### WHAT THE EXERCISE ASKS
Each entry below should be echoed exactly, with pictures omitted.
__________
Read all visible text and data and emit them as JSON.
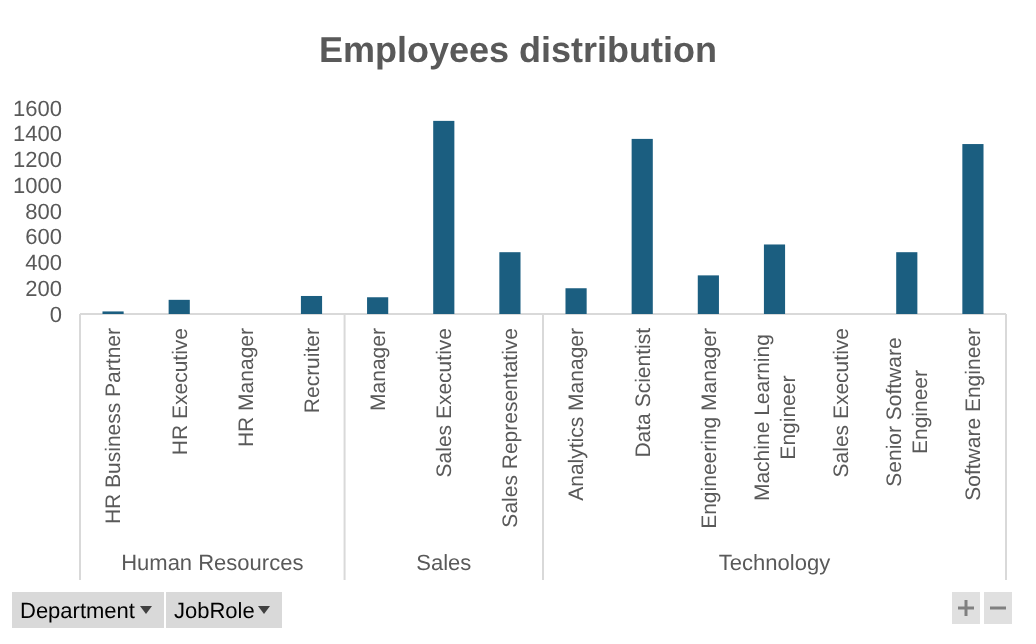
{
  "chart_data": {
    "type": "bar",
    "title": "Employees distribution",
    "categories": [
      "HR Business Partner",
      "HR Executive",
      "HR Manager",
      "Recruiter",
      "Manager",
      "Sales Executive",
      "Sales Representative",
      "Analytics Manager",
      "Data Scientist",
      "Engineering Manager",
      "Machine Learning Engineer",
      "Sales Executive",
      "Senior Software Engineer",
      "Software Engineer"
    ],
    "values": [
      20,
      110,
      0,
      140,
      130,
      1500,
      480,
      200,
      1360,
      300,
      540,
      0,
      480,
      1320
    ],
    "color": "#1b5e80",
    "ylim": [
      0,
      1600
    ],
    "yticks": [
      0,
      200,
      400,
      600,
      800,
      1000,
      1200,
      1400,
      1600
    ],
    "grid": false,
    "annotations": [
      "Human Resources",
      "Sales",
      "Technology",
      "Department",
      "JobRole"
    ]
  }
}
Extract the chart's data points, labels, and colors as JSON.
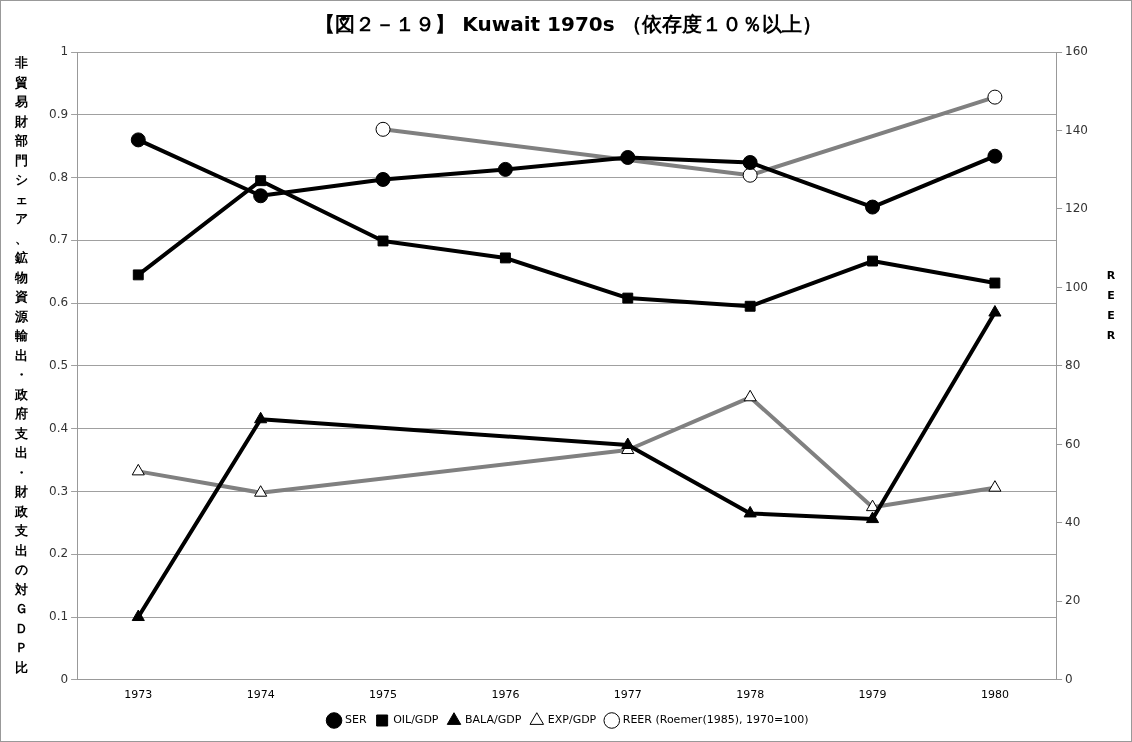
{
  "chart_data": {
    "type": "line",
    "title": "【図２－１９】 Kuwait 1970s （依存度１０％以上）",
    "ylabel": "非貿易財部門シェア、鉱物資源輸出・政府支出・財政支出の対ＧＤＰ比",
    "y2label": "REER",
    "categories": [
      "1973",
      "1974",
      "1975",
      "1976",
      "1977",
      "1978",
      "1979",
      "1980"
    ],
    "series": [
      {
        "name": "SER",
        "color": "#000000",
        "marker": "circle",
        "values": [
          0.86,
          0.771,
          0.797,
          0.813,
          0.832,
          0.824,
          0.753,
          0.834
        ]
      },
      {
        "name": "OIL/GDP",
        "color": "#000000",
        "marker": "square",
        "values": [
          0.645,
          0.795,
          0.699,
          0.672,
          0.608,
          0.595,
          0.667,
          0.632
        ]
      },
      {
        "name": "BALA/GDP",
        "color": "#000000",
        "marker": "triangle",
        "values": [
          0.1,
          0.415,
          null,
          null,
          0.374,
          0.265,
          0.256,
          0.585
        ]
      },
      {
        "name": "EXP/GDP",
        "color": "#808080",
        "marker": "triangle",
        "values": [
          0.332,
          0.298,
          null,
          null,
          0.366,
          0.45,
          0.275,
          0.306
        ]
      },
      {
        "name": "REER (Roemer(1985), 1970=100)",
        "color": "#808080",
        "marker": "circle",
        "axis": "y2",
        "values": [
          null,
          null,
          140.3,
          null,
          null,
          128.6,
          null,
          148.5
        ]
      }
    ],
    "ylim": [
      0,
      1
    ],
    "yticks": [
      0,
      0.1,
      0.2,
      0.3,
      0.4,
      0.5,
      0.6,
      0.7,
      0.8,
      0.9,
      1
    ],
    "y2lim": [
      0,
      160
    ],
    "y2ticks": [
      0,
      20,
      40,
      60,
      80,
      100,
      120,
      140,
      160
    ],
    "grid": "y",
    "legend": "bottom",
    "line_style": "solid"
  }
}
__________
### ANSWER IN FULL
Read all visible text and data and emit them as JSON.
{
  "chart_data": {
    "type": "bar",
    "title": "Employees distribution",
    "categories": [
      "HR Business Partner",
      "HR Executive",
      "HR Manager",
      "Recruiter",
      "Manager",
      "Sales Executive",
      "Sales Representative",
      "Analytics Manager",
      "Data Scientist",
      "Engineering Manager",
      "Machine Learning Engineer",
      "Sales Executive",
      "Senior Software Engineer",
      "Software Engineer"
    ],
    "values": [
      20,
      110,
      0,
      140,
      130,
      1500,
      480,
      200,
      1360,
      300,
      540,
      0,
      480,
      1320
    ],
    "color": "#1b5e80",
    "ylim": [
      0,
      1600
    ],
    "yticks": [
      0,
      200,
      400,
      600,
      800,
      1000,
      1200,
      1400,
      1600
    ],
    "grid": false,
    "annotations": [
      "Human Resources",
      "Sales",
      "Technology",
      "Department",
      "JobRole"
    ]
  }
}
Extract the chart's data points, labels, and colors as JSON.
{
  "chart_data": {
    "type": "line",
    "title": "【図２－１９】 Kuwait 1970s （依存度１０％以上）",
    "ylabel": "非貿易財部門シェア、鉱物資源輸出・政府支出・財政支出の対ＧＤＰ比",
    "y2label": "REER",
    "categories": [
      "1973",
      "1974",
      "1975",
      "1976",
      "1977",
      "1978",
      "1979",
      "1980"
    ],
    "series": [
      {
        "name": "SER",
        "color": "#000000",
        "marker": "circle",
        "values": [
          0.86,
          0.771,
          0.797,
          0.813,
          0.832,
          0.824,
          0.753,
          0.834
        ]
      },
      {
        "name": "OIL/GDP",
        "color": "#000000",
        "marker": "square",
        "values": [
          0.645,
          0.795,
          0.699,
          0.672,
          0.608,
          0.595,
          0.667,
          0.632
        ]
      },
      {
        "name": "BALA/GDP",
        "color": "#000000",
        "marker": "triangle",
        "values": [
          0.1,
          0.415,
          null,
          null,
          0.374,
          0.265,
          0.256,
          0.585
        ]
      },
      {
        "name": "EXP/GDP",
        "color": "#808080",
        "marker": "triangle",
        "values": [
          0.332,
          0.298,
          null,
          null,
          0.366,
          0.45,
          0.275,
          0.306
        ]
      },
      {
        "name": "REER (Roemer(1985), 1970=100)",
        "color": "#808080",
        "marker": "circle",
        "axis": "y2",
        "values": [
          null,
          null,
          140.3,
          null,
          null,
          128.6,
          null,
          148.5
        ]
      }
    ],
    "ylim": [
      0,
      1
    ],
    "yticks": [
      0,
      0.1,
      0.2,
      0.3,
      0.4,
      0.5,
      0.6,
      0.7,
      0.8,
      0.9,
      1
    ],
    "y2lim": [
      0,
      160
    ],
    "y2ticks": [
      0,
      20,
      40,
      60,
      80,
      100,
      120,
      140,
      160
    ],
    "grid": "y",
    "legend": "bottom",
    "line_style": "solid"
  }
}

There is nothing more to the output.